- **RECORDS FOR THIS EXERCISE**
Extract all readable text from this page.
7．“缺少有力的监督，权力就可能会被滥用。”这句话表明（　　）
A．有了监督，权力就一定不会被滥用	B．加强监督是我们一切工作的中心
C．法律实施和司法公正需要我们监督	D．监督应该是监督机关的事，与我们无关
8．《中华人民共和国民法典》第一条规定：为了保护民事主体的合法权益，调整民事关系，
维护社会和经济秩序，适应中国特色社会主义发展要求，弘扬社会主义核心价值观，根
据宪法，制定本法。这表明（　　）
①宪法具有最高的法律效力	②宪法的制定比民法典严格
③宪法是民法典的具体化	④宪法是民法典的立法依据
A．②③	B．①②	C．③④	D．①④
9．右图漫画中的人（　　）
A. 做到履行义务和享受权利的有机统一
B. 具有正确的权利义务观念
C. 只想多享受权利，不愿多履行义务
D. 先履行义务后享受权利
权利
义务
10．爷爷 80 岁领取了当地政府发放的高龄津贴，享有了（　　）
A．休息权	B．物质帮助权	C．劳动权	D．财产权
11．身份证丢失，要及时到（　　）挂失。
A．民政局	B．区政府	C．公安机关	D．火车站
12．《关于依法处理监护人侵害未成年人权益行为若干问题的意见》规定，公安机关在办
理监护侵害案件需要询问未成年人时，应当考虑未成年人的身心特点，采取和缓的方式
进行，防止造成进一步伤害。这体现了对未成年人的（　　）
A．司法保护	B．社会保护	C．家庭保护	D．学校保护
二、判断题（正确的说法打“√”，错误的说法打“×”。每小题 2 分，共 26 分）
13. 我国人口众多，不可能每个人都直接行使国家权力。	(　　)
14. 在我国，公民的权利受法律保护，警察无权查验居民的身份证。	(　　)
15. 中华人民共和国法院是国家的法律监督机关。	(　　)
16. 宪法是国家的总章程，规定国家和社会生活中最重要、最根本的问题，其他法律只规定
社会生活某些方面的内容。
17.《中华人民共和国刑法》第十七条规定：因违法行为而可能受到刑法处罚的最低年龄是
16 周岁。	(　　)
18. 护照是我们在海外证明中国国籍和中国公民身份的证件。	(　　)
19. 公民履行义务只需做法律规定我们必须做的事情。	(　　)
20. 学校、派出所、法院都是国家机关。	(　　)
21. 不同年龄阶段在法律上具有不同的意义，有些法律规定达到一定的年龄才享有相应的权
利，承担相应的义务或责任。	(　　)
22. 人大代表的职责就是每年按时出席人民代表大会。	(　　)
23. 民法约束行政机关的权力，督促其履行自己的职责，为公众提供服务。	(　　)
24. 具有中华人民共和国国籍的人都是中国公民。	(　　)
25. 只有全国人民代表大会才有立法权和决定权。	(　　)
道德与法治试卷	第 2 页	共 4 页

- **WHAT YOU SHOULD DO**
Reproduce all of the entries word for word.

- **RESULT OF THIS EXERCISE**
Extract all readable text from this page.
7．“缺少有力的监督，权力就可能会被滥用。”这句话表明（　　）
A．有了监督，权力就一定不会被滥用	B．加强监督是我们一切工作的中心
C．法律实施和司法公正需要我们监督	D．监督应该是监督机关的事，与我们无关
8．《中华人民共和国民法典》第一条规定：为了保护民事主体的合法权益，调整民事关系，
维护社会和经济秩序，适应中国特色社会主义发展要求，弘扬社会主义核心价值观，根
据宪法，制定本法。这表明（　　）
①宪法具有最高的法律效力	②宪法的制定比民法典严格
③宪法是民法典的具体化	④宪法是民法典的立法依据
A．②③	B．①②	C．③④	D．①④
9．右图漫画中的人（　　）
A. 做到履行义务和享受权利的有机统一
B. 具有正确的权利义务观念
C. 只想多享受权利，不愿多履行义务
D. 先履行义务后享受权利
权利
义务
10．爷爷 80 岁领取了当地政府发放的高龄津贴，享有了（　　）
A．休息权	B．物质帮助权	C．劳动权	D．财产权
11．身份证丢失，要及时到（　　）挂失。
A．民政局	B．区政府	C．公安机关	D．火车站
12．《关于依法处理监护人侵害未成年人权益行为若干问题的意见》规定，公安机关在办
理监护侵害案件需要询问未成年人时，应当考虑未成年人的身心特点，采取和缓的方式
进行，防止造成进一步伤害。这体现了对未成年人的（　　）
A．司法保护	B．社会保护	C．家庭保护	D．学校保护
二、判断题（正确的说法打“√”，错误的说法打“×”。每小题 2 分，共 26 分）
13. 我国人口众多，不可能每个人都直接行使国家权力。	(　　)
14. 在我国，公民的权利受法律保护，警察无权查验居民的身份证。	(　　)
15. 中华人民共和国法院是国家的法律监督机关。	(　　)
16. 宪法是国家的总章程，规定国家和社会生活中最重要、最根本的问题，其他法律只规定
社会生活某些方面的内容。
17.《中华人民共和国刑法》第十七条规定：因违法行为而可能受到刑法处罚的最低年龄是
16 周岁。	(　　)
18. 护照是我们在海外证明中国国籍和中国公民身份的证件。	(　　)
19. 公民履行义务只需做法律规定我们必须做的事情。	(　　)
20. 学校、派出所、法院都是国家机关。	(　　)
21. 不同年龄阶段在法律上具有不同的意义，有些法律规定达到一定的年龄才享有相应的权
利，承担相应的义务或责任。	(　　)
22. 人大代表的职责就是每年按时出席人民代表大会。	(　　)
23. 民法约束行政机关的权力，督促其履行自己的职责，为公众提供服务。	(　　)
24. 具有中华人民共和国国籍的人都是中国公民。	(　　)
25. 只有全国人民代表大会才有立法权和决定权。	(　　)
道德与法治试卷	第 2 页	共 4 页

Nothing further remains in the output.